═════ DATASET ENTRIES ═════

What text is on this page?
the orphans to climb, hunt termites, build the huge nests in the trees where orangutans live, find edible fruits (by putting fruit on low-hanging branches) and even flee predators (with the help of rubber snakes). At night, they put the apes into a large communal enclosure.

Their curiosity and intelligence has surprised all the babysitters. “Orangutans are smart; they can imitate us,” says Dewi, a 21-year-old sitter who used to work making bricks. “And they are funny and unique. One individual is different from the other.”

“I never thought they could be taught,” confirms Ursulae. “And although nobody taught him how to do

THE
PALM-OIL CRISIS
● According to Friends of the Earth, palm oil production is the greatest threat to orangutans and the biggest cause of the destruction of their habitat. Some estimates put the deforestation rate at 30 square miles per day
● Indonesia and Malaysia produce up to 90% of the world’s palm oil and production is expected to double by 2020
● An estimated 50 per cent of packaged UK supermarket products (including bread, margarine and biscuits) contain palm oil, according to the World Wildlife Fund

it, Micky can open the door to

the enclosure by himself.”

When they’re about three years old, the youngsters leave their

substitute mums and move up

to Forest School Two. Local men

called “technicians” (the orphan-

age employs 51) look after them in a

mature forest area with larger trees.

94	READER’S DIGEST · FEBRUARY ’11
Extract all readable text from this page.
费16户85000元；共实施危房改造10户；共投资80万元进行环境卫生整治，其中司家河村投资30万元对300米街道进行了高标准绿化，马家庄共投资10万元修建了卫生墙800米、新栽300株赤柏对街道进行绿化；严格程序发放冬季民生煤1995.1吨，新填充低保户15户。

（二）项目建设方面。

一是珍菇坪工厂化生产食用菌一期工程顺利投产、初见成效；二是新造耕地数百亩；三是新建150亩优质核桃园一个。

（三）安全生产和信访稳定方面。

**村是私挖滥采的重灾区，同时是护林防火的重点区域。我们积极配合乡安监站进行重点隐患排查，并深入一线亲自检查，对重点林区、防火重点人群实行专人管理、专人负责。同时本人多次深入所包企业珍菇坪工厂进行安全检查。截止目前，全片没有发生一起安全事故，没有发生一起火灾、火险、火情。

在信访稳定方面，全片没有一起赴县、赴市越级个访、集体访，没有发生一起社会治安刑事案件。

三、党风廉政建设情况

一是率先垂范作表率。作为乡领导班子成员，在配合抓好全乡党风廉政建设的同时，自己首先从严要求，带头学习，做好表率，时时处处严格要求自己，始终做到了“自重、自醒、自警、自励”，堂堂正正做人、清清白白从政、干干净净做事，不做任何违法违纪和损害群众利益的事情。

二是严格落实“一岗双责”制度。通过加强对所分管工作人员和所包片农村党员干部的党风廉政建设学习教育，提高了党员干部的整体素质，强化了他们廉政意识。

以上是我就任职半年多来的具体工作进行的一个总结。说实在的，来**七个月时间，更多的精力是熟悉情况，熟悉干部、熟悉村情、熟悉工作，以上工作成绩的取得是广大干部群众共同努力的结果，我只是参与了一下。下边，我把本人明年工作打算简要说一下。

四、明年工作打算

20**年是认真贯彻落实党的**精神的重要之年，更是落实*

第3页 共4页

═════

Only the number is wanted: how many lines in the data include the string "text"?

2